[What you will do]: Copy each line of the records that contains the word "Setup".

═══

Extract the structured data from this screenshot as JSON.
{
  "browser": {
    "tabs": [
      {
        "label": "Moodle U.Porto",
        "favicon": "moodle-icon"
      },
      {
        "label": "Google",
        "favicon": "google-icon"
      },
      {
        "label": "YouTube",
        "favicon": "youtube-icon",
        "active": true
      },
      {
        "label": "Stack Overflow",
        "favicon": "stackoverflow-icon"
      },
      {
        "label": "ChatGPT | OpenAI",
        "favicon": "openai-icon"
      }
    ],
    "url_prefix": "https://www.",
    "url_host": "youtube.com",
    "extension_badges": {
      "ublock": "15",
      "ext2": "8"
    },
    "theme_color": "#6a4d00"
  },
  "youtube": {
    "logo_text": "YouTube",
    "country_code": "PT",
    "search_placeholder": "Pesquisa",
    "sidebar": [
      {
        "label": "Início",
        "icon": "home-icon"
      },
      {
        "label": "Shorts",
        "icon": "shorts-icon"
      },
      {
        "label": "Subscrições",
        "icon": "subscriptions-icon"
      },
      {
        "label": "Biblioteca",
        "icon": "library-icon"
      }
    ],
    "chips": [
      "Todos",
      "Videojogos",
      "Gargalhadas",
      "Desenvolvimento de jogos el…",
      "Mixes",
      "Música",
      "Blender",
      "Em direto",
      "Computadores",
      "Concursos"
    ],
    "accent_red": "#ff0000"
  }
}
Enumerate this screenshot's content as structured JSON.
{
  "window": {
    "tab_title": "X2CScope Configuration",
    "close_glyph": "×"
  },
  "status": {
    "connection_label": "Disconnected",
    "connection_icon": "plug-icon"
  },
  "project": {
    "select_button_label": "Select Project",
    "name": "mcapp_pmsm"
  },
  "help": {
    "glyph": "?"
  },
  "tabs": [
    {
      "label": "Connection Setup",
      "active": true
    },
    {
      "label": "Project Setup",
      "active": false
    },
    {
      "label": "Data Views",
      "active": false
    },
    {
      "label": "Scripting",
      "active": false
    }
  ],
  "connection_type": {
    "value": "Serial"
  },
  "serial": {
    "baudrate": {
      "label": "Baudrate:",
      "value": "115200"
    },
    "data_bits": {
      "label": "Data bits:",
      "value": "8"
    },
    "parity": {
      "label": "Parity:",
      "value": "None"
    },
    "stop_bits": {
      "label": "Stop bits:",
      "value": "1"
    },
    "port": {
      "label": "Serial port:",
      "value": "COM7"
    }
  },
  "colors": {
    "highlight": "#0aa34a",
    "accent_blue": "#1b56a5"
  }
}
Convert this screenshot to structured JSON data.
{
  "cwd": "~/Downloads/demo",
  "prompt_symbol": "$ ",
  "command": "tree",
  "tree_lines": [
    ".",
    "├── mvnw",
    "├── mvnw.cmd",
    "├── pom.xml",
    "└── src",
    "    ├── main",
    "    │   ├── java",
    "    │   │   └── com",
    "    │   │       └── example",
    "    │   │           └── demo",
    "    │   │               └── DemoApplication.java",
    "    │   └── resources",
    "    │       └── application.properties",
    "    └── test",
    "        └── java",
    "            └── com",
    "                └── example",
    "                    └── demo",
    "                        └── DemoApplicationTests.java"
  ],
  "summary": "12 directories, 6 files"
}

═══

[Written solution]:
      "label": "Connection Setup",
      "label": "Project Setup",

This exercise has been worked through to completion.